_EXERCISE REQUIREMENTS_
Return the records that follow, matching each one exactly.

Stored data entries

** START **

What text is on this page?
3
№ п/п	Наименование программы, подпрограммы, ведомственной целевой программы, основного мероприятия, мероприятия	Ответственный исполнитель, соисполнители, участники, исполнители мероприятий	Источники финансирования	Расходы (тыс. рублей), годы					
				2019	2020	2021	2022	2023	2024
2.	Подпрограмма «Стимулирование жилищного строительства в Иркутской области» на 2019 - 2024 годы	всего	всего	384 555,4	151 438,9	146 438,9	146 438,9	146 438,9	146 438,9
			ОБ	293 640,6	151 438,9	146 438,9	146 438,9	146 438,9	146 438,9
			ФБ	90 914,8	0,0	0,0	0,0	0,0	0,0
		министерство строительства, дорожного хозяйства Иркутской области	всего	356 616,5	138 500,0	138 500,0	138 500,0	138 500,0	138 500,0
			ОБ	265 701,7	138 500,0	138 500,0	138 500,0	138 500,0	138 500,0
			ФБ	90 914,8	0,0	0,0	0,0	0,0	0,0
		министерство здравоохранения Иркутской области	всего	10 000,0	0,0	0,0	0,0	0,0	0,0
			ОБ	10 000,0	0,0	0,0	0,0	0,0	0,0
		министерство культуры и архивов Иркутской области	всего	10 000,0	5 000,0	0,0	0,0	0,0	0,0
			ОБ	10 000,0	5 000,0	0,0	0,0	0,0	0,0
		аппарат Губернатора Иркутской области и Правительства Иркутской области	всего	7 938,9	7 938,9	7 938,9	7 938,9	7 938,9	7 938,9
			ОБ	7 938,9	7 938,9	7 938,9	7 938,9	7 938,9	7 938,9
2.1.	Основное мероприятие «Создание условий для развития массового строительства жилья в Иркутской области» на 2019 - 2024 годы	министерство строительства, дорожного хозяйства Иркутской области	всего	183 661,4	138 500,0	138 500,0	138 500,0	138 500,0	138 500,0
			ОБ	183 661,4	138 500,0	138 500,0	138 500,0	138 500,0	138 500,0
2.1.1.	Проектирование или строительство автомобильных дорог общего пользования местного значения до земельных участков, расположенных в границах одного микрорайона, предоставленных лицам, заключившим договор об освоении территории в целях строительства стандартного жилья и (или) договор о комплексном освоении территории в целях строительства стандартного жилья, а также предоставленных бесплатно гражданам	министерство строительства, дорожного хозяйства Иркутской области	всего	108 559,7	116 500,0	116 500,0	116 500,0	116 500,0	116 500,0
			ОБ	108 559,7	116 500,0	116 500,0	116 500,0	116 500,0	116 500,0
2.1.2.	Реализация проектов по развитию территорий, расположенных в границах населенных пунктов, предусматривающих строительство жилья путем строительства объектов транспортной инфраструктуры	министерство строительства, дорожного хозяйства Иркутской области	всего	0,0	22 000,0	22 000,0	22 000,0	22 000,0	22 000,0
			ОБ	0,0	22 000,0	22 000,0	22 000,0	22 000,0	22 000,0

** END **

_SOLUTION_
What text is on this page?
3
№ п/п	Наименование программы, подпрограммы, ведомственной целевой программы, основного мероприятия, мероприятия	Ответственный исполнитель, соисполнители, участники, исполнители мероприятий	Источники финансирования	Расходы (тыс. рублей), годы					
				2019	2020	2021	2022	2023	2024
2.	Подпрограмма «Стимулирование жилищного строительства в Иркутской области» на 2019 - 2024 годы	всего	всего	384 555,4	151 438,9	146 438,9	146 438,9	146 438,9	146 438,9
			ОБ	293 640,6	151 438,9	146 438,9	146 438,9	146 438,9	146 438,9
			ФБ	90 914,8	0,0	0,0	0,0	0,0	0,0
		министерство строительства, дорожного хозяйства Иркутской области	всего	356 616,5	138 500,0	138 500,0	138 500,0	138 500,0	138 500,0
			ОБ	265 701,7	138 500,0	138 500,0	138 500,0	138 500,0	138 500,0
			ФБ	90 914,8	0,0	0,0	0,0	0,0	0,0
		министерство здравоохранения Иркутской области	всего	10 000,0	0,0	0,0	0,0	0,0	0,0
			ОБ	10 000,0	0,0	0,0	0,0	0,0	0,0
		министерство культуры и архивов Иркутской области	всего	10 000,0	5 000,0	0,0	0,0	0,0	0,0
			ОБ	10 000,0	5 000,0	0,0	0,0	0,0	0,0
		аппарат Губернатора Иркутской области и Правительства Иркутской области	всего	7 938,9	7 938,9	7 938,9	7 938,9	7 938,9	7 938,9
			ОБ	7 938,9	7 938,9	7 938,9	7 938,9	7 938,9	7 938,9
2.1.	Основное мероприятие «Создание условий для развития массового строительства жилья в Иркутской области» на 2019 - 2024 годы	министерство строительства, дорожного хозяйства Иркутской области	всего	183 661,4	138 500,0	138 500,0	138 500,0	138 500,0	138 500,0
			ОБ	183 661,4	138 500,0	138 500,0	138 500,0	138 500,0	138 500,0
2.1.1.	Проектирование или строительство автомобильных дорог общего пользования местного значения до земельных участков, расположенных в границах одного микрорайона, предоставленных лицам, заключившим договор об освоении территории в целях строительства стандартного жилья и (или) договор о комплексном освоении территории в целях строительства стандартного жилья, а также предоставленных бесплатно гражданам	министерство строительства, дорожного хозяйства Иркутской области	всего	108 559,7	116 500,0	116 500,0	116 500,0	116 500,0	116 500,0
			ОБ	108 559,7	116 500,0	116 500,0	116 500,0	116 500,0	116 500,0
2.1.2.	Реализация проектов по развитию территорий, расположенных в границах населенных пунктов, предусматривающих строительство жилья путем строительства объектов транспортной инфраструктуры	министерство строительства, дорожного хозяйства Иркутской области	всего	0,0	22 000,0	22 000,0	22 000,0	22 000,0	22 000,0
			ОБ	0,0	22 000,0	22 000,0	22 000,0	22 000,0	22 000,0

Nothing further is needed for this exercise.